__GIVEN EXERCISE__. Using the records below, locate all lines containing "axis" and return them.
** start of THE INPUT **
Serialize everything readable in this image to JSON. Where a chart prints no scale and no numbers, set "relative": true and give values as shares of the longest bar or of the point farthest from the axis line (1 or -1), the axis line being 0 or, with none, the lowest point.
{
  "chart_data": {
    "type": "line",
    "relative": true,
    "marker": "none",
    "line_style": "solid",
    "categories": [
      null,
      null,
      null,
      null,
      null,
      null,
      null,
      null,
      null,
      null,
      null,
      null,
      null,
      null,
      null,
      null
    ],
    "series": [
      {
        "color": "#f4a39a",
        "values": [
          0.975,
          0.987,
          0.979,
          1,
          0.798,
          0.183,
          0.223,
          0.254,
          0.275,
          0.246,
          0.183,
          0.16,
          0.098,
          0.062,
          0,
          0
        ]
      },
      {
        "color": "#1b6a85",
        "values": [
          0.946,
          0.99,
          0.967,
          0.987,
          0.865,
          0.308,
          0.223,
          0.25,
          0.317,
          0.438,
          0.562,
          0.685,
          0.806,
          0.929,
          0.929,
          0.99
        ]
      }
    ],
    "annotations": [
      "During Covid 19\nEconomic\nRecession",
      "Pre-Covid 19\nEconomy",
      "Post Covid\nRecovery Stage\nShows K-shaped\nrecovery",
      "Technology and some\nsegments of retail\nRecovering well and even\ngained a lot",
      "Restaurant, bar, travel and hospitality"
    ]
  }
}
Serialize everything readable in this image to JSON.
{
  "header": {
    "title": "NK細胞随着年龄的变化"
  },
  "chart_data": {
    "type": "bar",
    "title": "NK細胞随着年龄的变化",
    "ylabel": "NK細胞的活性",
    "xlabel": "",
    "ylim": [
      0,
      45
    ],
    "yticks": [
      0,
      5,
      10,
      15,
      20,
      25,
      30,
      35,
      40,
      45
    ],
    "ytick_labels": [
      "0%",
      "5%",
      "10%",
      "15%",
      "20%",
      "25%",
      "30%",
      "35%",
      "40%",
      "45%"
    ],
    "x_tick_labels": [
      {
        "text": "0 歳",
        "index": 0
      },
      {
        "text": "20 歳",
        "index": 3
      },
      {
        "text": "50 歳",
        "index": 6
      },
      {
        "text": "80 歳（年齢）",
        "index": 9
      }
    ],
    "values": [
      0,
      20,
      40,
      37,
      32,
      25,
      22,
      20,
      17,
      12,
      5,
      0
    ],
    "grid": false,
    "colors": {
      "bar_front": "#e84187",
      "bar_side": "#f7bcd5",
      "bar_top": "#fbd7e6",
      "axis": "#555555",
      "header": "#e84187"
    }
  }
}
** end of THE INPUT **
__ANSWER TO THIS EXERCISE__.
Serialize everything readable in this image to JSON. Where a chart prints no scale and no numbers, set "relative": true and give values as shares of the longest bar or of the point farthest from the axis line (1 or -1), the axis line being 0 or, with none, the lowest point.
      "axis": "#555555",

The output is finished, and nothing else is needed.